#### WHAT TO DO
Will you give the material below again, every line exactly as it is?

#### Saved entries
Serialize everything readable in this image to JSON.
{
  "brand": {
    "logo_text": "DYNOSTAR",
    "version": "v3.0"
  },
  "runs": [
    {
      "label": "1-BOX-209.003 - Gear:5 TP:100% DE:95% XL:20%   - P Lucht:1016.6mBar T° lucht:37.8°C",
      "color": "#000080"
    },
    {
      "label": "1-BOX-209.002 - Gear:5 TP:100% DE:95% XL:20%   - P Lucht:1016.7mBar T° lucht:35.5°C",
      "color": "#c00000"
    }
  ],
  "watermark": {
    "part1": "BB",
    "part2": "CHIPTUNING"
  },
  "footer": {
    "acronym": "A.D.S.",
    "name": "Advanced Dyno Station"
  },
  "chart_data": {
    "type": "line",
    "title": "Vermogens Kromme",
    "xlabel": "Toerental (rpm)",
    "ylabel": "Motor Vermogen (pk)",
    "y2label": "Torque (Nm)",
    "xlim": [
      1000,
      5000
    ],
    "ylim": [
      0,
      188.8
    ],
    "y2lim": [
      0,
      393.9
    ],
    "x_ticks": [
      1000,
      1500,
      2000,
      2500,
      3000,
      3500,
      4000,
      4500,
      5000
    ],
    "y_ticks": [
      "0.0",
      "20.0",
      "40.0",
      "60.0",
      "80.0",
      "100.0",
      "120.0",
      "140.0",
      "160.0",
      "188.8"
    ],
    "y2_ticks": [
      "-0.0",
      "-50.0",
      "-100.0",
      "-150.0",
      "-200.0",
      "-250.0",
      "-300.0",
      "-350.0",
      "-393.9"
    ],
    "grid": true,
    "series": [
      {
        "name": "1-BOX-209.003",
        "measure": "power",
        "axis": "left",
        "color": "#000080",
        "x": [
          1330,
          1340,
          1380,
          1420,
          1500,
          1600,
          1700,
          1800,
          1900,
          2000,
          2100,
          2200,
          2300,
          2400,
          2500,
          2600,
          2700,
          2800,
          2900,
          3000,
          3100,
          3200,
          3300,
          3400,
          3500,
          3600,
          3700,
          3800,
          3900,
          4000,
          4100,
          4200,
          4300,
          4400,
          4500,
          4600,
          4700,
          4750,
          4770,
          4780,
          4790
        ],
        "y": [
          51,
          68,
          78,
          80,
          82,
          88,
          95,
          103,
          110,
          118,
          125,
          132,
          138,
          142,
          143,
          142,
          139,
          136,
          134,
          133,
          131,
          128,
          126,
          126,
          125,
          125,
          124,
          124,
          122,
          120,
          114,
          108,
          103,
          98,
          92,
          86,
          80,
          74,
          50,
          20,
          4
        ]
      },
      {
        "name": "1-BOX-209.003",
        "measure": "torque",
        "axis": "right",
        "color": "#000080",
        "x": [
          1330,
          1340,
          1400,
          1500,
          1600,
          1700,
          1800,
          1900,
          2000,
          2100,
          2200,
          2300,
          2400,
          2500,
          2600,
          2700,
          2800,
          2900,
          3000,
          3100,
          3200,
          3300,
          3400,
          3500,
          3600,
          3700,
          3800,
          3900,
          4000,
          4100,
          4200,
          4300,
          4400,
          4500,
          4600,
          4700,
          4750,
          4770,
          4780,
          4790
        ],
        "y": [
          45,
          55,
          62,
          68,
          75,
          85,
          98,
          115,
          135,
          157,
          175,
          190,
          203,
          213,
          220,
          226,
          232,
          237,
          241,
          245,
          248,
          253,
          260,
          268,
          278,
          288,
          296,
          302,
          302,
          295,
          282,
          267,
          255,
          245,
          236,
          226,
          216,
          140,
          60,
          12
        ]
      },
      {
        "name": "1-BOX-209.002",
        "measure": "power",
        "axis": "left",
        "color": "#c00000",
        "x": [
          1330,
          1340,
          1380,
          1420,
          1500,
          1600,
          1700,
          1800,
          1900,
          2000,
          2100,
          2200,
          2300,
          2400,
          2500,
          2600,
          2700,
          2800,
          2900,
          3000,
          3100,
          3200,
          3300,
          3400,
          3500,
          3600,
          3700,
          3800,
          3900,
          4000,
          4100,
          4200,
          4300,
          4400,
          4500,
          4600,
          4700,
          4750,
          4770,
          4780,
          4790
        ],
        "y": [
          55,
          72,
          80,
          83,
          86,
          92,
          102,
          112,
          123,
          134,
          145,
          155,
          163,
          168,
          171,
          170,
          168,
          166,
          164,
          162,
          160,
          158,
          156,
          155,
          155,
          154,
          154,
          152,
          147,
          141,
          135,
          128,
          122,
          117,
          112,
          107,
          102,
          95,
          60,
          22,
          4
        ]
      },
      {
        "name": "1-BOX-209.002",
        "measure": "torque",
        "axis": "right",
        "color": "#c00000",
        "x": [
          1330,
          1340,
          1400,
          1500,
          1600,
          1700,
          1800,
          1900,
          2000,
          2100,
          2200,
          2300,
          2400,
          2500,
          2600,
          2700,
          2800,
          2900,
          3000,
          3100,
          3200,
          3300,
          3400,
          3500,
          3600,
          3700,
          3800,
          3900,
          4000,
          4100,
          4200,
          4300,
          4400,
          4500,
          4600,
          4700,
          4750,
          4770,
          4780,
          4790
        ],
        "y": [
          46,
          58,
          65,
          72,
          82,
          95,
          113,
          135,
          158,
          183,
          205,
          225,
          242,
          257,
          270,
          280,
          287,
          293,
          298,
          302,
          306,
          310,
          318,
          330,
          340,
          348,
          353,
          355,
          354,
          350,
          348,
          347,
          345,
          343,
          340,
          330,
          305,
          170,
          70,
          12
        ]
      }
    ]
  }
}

#### THE COMPLETED TASK
Serialize everything readable in this image to JSON.
{
  "brand": {
    "logo_text": "DYNOSTAR",
    "version": "v3.0"
  },
  "runs": [
    {
      "label": "1-BOX-209.003 - Gear:5 TP:100% DE:95% XL:20%   - P Lucht:1016.6mBar T° lucht:37.8°C",
      "color": "#000080"
    },
    {
      "label": "1-BOX-209.002 - Gear:5 TP:100% DE:95% XL:20%   - P Lucht:1016.7mBar T° lucht:35.5°C",
      "color": "#c00000"
    }
  ],
  "watermark": {
    "part1": "BB",
    "part2": "CHIPTUNING"
  },
  "footer": {
    "acronym": "A.D.S.",
    "name": "Advanced Dyno Station"
  },
  "chart_data": {
    "type": "line",
    "title": "Vermogens Kromme",
    "xlabel": "Toerental (rpm)",
    "ylabel": "Motor Vermogen (pk)",
    "y2label": "Torque (Nm)",
    "xlim": [
      1000,
      5000
    ],
    "ylim": [
      0,
      188.8
    ],
    "y2lim": [
      0,
      393.9
    ],
    "x_ticks": [
      1000,
      1500,
      2000,
      2500,
      3000,
      3500,
      4000,
      4500,
      5000
    ],
    "y_ticks": [
      "0.0",
      "20.0",
      "40.0",
      "60.0",
      "80.0",
      "100.0",
      "120.0",
      "140.0",
      "160.0",
      "188.8"
    ],
    "y2_ticks": [
      "-0.0",
      "-50.0",
      "-100.0",
      "-150.0",
      "-200.0",
      "-250.0",
      "-300.0",
      "-350.0",
      "-393.9"
    ],
    "grid": true,
    "series": [
      {
        "name": "1-BOX-209.003",
        "measure": "power",
        "axis": "left",
        "color": "#000080",
        "x": [
          1330,
          1340,
          1380,
          1420,
          1500,
          1600,
          1700,
          1800,
          1900,
          2000,
          2100,
          2200,
          2300,
          2400,
          2500,
          2600,
          2700,
          2800,
          2900,
          3000,
          3100,
          3200,
          3300,
          3400,
          3500,
          3600,
          3700,
          3800,
          3900,
          4000,
          4100,
          4200,
          4300,
          4400,
          4500,
          4600,
          4700,
          4750,
          4770,
          4780,
          4790
        ],
        "y": [
          51,
          68,
          78,
          80,
          82,
          88,
          95,
          103,
          110,
          118,
          125,
          132,
          138,
          142,
          143,
          142,
          139,
          136,
          134,
          133,
          131,
          128,
          126,
          126,
          125,
          125,
          124,
          124,
          122,
          120,
          114,
          108,
          103,
          98,
          92,
          86,
          80,
          74,
          50,
          20,
          4
        ]
      },
      {
        "name": "1-BOX-209.003",
        "measure": "torque",
        "axis": "right",
        "color": "#000080",
        "x": [
          1330,
          1340,
          1400,
          1500,
          1600,
          1700,
          1800,
          1900,
          2000,
          2100,
          2200,
          2300,
          2400,
          2500,
          2600,
          2700,
          2800,
          2900,
          3000,
          3100,
          3200,
          3300,
          3400,
          3500,
          3600,
          3700,
          3800,
          3900,
          4000,
          4100,
          4200,
          4300,
          4400,
          4500,
          4600,
          4700,
          4750,
          4770,
          4780,
          4790
        ],
        "y": [
          45,
          55,
          62,
          68,
          75,
          85,
          98,
          115,
          135,
          157,
          175,
          190,
          203,
          213,
          220,
          226,
          232,
          237,
          241,
          245,
          248,
          253,
          260,
          268,
          278,
          288,
          296,
          302,
          302,
          295,
          282,
          267,
          255,
          245,
          236,
          226,
          216,
          140,
          60,
          12
        ]
      },
      {
        "name": "1-BOX-209.002",
        "measure": "power",
        "axis": "left",
        "color": "#c00000",
        "x": [
          1330,
          1340,
          1380,
          1420,
          1500,
          1600,
          1700,
          1800,
          1900,
          2000,
          2100,
          2200,
          2300,
          2400,
          2500,
          2600,
          2700,
          2800,
          2900,
          3000,
          3100,
          3200,
          3300,
          3400,
          3500,
          3600,
          3700,
          3800,
          3900,
          4000,
          4100,
          4200,
          4300,
          4400,
          4500,
          4600,
          4700,
          4750,
          4770,
          4780,
          4790
        ],
        "y": [
          55,
          72,
          80,
          83,
          86,
          92,
          102,
          112,
          123,
          134,
          145,
          155,
          163,
          168,
          171,
          170,
          168,
          166,
          164,
          162,
          160,
          158,
          156,
          155,
          155,
          154,
          154,
          152,
          147,
          141,
          135,
          128,
          122,
          117,
          112,
          107,
          102,
          95,
          60,
          22,
          4
        ]
      },
      {
        "name": "1-BOX-209.002",
        "measure": "torque",
        "axis": "right",
        "color": "#c00000",
        "x": [
          1330,
          1340,
          1400,
          1500,
          1600,
          1700,
          1800,
          1900,
          2000,
          2100,
          2200,
          2300,
          2400,
          2500,
          2600,
          2700,
          2800,
          2900,
          3000,
          3100,
          3200,
          3300,
          3400,
          3500,
          3600,
          3700,
          3800,
          3900,
          4000,
          4100,
          4200,
          4300,
          4400,
          4500,
          4600,
          4700,
          4750,
          4770,
          4780,
          4790
        ],
        "y": [
          46,
          58,
          65,
          72,
          82,
          95,
          113,
          135,
          158,
          183,
          205,
          225,
          242,
          257,
          270,
          280,
          287,
          293,
          298,
          302,
          306,
          310,
          318,
          330,
          340,
          348,
          353,
          355,
          354,
          350,
          348,
          347,
          345,
          343,
          340,
          330,
          305,
          170,
          70,
          12
        ]
      }
    ]
  }
}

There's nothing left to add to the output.